## Begin MATERIAL
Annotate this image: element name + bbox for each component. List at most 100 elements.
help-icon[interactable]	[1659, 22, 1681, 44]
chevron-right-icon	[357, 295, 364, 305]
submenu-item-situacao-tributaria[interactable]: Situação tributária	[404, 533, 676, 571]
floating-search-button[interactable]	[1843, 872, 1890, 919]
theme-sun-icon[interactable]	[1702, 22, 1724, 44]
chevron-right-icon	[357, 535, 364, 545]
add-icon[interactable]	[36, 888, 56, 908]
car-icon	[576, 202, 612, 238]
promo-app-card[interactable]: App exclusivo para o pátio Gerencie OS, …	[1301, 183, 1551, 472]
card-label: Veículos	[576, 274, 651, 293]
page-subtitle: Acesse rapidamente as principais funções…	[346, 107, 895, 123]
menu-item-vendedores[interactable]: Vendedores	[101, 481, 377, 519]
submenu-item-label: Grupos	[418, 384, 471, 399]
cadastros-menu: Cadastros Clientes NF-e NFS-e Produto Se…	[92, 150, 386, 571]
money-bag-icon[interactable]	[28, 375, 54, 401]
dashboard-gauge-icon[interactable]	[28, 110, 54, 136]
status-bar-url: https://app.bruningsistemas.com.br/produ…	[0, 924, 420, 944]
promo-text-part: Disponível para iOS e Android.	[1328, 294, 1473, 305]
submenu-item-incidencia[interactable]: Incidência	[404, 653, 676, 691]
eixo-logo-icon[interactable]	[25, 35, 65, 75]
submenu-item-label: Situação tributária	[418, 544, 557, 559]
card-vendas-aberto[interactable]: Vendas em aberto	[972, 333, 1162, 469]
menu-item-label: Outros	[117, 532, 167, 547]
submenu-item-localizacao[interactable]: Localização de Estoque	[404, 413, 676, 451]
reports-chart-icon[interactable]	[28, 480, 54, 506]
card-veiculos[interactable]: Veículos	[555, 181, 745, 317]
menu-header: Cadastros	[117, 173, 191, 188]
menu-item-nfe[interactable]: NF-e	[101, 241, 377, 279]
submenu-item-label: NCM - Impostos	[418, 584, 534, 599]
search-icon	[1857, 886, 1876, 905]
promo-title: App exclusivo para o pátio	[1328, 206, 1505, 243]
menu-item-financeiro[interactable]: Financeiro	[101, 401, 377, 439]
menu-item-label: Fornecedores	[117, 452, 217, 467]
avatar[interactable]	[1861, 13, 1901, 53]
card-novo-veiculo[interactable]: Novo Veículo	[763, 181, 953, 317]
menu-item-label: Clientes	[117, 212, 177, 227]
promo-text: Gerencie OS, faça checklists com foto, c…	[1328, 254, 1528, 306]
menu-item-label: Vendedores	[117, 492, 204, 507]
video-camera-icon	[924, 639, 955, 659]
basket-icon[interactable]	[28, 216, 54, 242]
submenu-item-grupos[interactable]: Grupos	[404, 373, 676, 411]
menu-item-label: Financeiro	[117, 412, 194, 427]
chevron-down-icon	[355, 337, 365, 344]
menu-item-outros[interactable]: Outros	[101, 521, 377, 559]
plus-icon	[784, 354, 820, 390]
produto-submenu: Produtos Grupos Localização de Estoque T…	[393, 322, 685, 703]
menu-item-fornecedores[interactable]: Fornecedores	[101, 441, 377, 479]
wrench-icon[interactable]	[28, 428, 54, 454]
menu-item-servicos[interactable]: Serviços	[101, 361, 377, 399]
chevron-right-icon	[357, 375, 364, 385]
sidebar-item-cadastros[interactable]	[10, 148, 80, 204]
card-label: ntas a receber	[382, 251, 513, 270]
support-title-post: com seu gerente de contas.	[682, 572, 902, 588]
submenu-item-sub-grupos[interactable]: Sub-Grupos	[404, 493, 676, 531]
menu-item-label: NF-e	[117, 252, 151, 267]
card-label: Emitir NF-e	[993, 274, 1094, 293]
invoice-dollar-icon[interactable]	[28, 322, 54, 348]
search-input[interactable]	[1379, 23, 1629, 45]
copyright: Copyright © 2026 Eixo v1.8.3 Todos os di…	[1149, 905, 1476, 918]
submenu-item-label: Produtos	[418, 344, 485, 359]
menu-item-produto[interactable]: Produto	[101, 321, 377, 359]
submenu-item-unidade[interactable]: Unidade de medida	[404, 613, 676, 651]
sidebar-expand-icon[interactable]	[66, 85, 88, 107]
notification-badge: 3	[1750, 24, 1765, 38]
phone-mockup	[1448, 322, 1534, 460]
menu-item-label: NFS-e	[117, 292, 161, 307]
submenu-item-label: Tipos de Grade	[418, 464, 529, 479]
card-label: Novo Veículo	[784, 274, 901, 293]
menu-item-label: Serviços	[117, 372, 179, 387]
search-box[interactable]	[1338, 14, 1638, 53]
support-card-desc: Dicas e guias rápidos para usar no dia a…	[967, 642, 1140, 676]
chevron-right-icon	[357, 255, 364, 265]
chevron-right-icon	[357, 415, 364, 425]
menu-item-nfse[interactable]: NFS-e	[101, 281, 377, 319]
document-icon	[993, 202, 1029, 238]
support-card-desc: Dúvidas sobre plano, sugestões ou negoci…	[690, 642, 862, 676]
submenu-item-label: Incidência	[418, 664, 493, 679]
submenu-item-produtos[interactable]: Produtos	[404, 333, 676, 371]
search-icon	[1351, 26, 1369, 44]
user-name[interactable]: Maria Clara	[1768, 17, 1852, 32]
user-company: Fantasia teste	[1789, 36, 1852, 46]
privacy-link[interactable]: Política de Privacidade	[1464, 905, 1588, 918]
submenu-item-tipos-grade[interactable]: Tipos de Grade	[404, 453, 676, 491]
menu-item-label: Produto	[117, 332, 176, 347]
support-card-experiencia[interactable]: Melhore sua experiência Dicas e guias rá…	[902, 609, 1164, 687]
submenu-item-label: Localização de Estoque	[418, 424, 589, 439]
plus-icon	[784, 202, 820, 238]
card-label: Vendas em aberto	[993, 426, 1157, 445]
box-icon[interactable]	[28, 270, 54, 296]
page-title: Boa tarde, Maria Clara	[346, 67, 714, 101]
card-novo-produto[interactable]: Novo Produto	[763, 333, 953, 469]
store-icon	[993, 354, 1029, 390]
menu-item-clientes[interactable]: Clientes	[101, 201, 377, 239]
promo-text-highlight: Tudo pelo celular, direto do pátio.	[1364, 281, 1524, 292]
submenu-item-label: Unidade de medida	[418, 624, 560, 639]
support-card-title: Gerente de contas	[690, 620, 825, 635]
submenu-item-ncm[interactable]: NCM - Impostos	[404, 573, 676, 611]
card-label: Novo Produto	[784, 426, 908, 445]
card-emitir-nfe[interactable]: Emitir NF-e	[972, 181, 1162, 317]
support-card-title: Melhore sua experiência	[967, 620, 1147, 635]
## End MATERIAL
_WHAT NEEDS TO BE DONE_:
Update the entries by replacing every "chevron-right-icon" with "arrow-right-icon", leaving everything else unchanged.

_TASK RESPONSE_:
Annotate this image: element name + bbox for each component. List at most 100 elements.
help-icon[interactable]	[1659, 22, 1681, 44]
arrow-right-icon	[357, 295, 364, 305]
submenu-item-situacao-tributaria[interactable]: Situação tributária	[404, 533, 676, 571]
floating-search-button[interactable]	[1843, 872, 1890, 919]
theme-sun-icon[interactable]	[1702, 22, 1724, 44]
arrow-right-icon	[357, 535, 364, 545]
add-icon[interactable]	[36, 888, 56, 908]
car-icon	[576, 202, 612, 238]
promo-app-card[interactable]: App exclusivo para o pátio Gerencie OS, …	[1301, 183, 1551, 472]
card-label: Veículos	[576, 274, 651, 293]
page-subtitle: Acesse rapidamente as principais funções…	[346, 107, 895, 123]
menu-item-vendedores[interactable]: Vendedores	[101, 481, 377, 519]
submenu-item-label: Grupos	[418, 384, 471, 399]
cadastros-menu: Cadastros Clientes NF-e NFS-e Produto Se…	[92, 150, 386, 571]
money-bag-icon[interactable]	[28, 375, 54, 401]
dashboard-gauge-icon[interactable]	[28, 110, 54, 136]
status-bar-url: https://app.bruningsistemas.com.br/produ…	[0, 924, 420, 944]
promo-text-part: Disponível para iOS e Android.	[1328, 294, 1473, 305]
submenu-item-incidencia[interactable]: Incidência	[404, 653, 676, 691]
eixo-logo-icon[interactable]	[25, 35, 65, 75]
submenu-item-label: Situação tributária	[418, 544, 557, 559]
card-vendas-aberto[interactable]: Vendas em aberto	[972, 333, 1162, 469]
menu-item-label: Outros	[117, 532, 167, 547]
submenu-item-localizacao[interactable]: Localização de Estoque	[404, 413, 676, 451]
reports-chart-icon[interactable]	[28, 480, 54, 506]
card-veiculos[interactable]: Veículos	[555, 181, 745, 317]
menu-header: Cadastros	[117, 173, 191, 188]
menu-item-nfe[interactable]: NF-e	[101, 241, 377, 279]
submenu-item-label: NCM - Impostos	[418, 584, 534, 599]
search-icon	[1857, 886, 1876, 905]
promo-title: App exclusivo para o pátio	[1328, 206, 1505, 243]
menu-item-financeiro[interactable]: Financeiro	[101, 401, 377, 439]
menu-item-label: Fornecedores	[117, 452, 217, 467]
avatar[interactable]	[1861, 13, 1901, 53]
card-novo-veiculo[interactable]: Novo Veículo	[763, 181, 953, 317]
menu-item-label: Clientes	[117, 212, 177, 227]
promo-text: Gerencie OS, faça checklists com foto, c…	[1328, 254, 1528, 306]
menu-item-label: Vendedores	[117, 492, 204, 507]
video-camera-icon	[924, 639, 955, 659]
basket-icon[interactable]	[28, 216, 54, 242]
submenu-item-grupos[interactable]: Grupos	[404, 373, 676, 411]
menu-item-label: Financeiro	[117, 412, 194, 427]
chevron-down-icon	[355, 337, 365, 344]
menu-item-outros[interactable]: Outros	[101, 521, 377, 559]
plus-icon	[784, 354, 820, 390]
produto-submenu: Produtos Grupos Localização de Estoque T…	[393, 322, 685, 703]
menu-item-fornecedores[interactable]: Fornecedores	[101, 441, 377, 479]
wrench-icon[interactable]	[28, 428, 54, 454]
menu-item-servicos[interactable]: Serviços	[101, 361, 377, 399]
arrow-right-icon	[357, 375, 364, 385]
sidebar-item-cadastros[interactable]	[10, 148, 80, 204]
card-label: ntas a receber	[382, 251, 513, 270]
support-title-post: com seu gerente de contas.	[682, 572, 902, 588]
submenu-item-sub-grupos[interactable]: Sub-Grupos	[404, 493, 676, 531]
menu-item-label: NF-e	[117, 252, 151, 267]
card-label: Emitir NF-e	[993, 274, 1094, 293]
invoice-dollar-icon[interactable]	[28, 322, 54, 348]
search-input[interactable]	[1379, 23, 1629, 45]
copyright: Copyright © 2026 Eixo v1.8.3 Todos os di…	[1149, 905, 1476, 918]
submenu-item-label: Produtos	[418, 344, 485, 359]
menu-item-produto[interactable]: Produto	[101, 321, 377, 359]
submenu-item-unidade[interactable]: Unidade de medida	[404, 613, 676, 651]
sidebar-expand-icon[interactable]	[66, 85, 88, 107]
notification-badge: 3	[1750, 24, 1765, 38]
phone-mockup	[1448, 322, 1534, 460]
menu-item-label: NFS-e	[117, 292, 161, 307]
submenu-item-label: Tipos de Grade	[418, 464, 529, 479]
card-label: Novo Veículo	[784, 274, 901, 293]
menu-item-label: Serviços	[117, 372, 179, 387]
search-box[interactable]	[1338, 14, 1638, 53]
support-card-desc: Dicas e guias rápidos para usar no dia a…	[967, 642, 1140, 676]
arrow-right-icon	[357, 255, 364, 265]
arrow-right-icon	[357, 415, 364, 425]
menu-item-nfse[interactable]: NFS-e	[101, 281, 377, 319]
document-icon	[993, 202, 1029, 238]
support-card-desc: Dúvidas sobre plano, sugestões ou negoci…	[690, 642, 862, 676]
submenu-item-label: Incidência	[418, 664, 493, 679]
submenu-item-produtos[interactable]: Produtos	[404, 333, 676, 371]
search-icon	[1351, 26, 1369, 44]
user-name[interactable]: Maria Clara	[1768, 17, 1852, 32]
user-company: Fantasia teste	[1789, 36, 1852, 46]
privacy-link[interactable]: Política de Privacidade	[1464, 905, 1588, 918]
submenu-item-tipos-grade[interactable]: Tipos de Grade	[404, 453, 676, 491]
menu-item-label: Produto	[117, 332, 176, 347]
support-card-experiencia[interactable]: Melhore sua experiência Dicas e guias rá…	[902, 609, 1164, 687]
submenu-item-label: Localização de Estoque	[418, 424, 589, 439]
plus-icon	[784, 202, 820, 238]
card-label: Vendas em aberto	[993, 426, 1157, 445]
box-icon[interactable]	[28, 270, 54, 296]
page-title: Boa tarde, Maria Clara	[346, 67, 714, 101]
card-novo-produto[interactable]: Novo Produto	[763, 333, 953, 469]
store-icon	[993, 354, 1029, 390]
menu-item-clientes[interactable]: Clientes	[101, 201, 377, 239]
promo-text-highlight: Tudo pelo celular, direto do pátio.	[1364, 281, 1524, 292]
submenu-item-label: Unidade de medida	[418, 624, 560, 639]
support-card-title: Gerente de contas	[690, 620, 825, 635]
submenu-item-ncm[interactable]: NCM - Impostos	[404, 573, 676, 611]
card-label: Novo Produto	[784, 426, 908, 445]
card-emitir-nfe[interactable]: Emitir NF-e	[972, 181, 1162, 317]
support-card-title: Melhore sua experiência	[967, 620, 1147, 635]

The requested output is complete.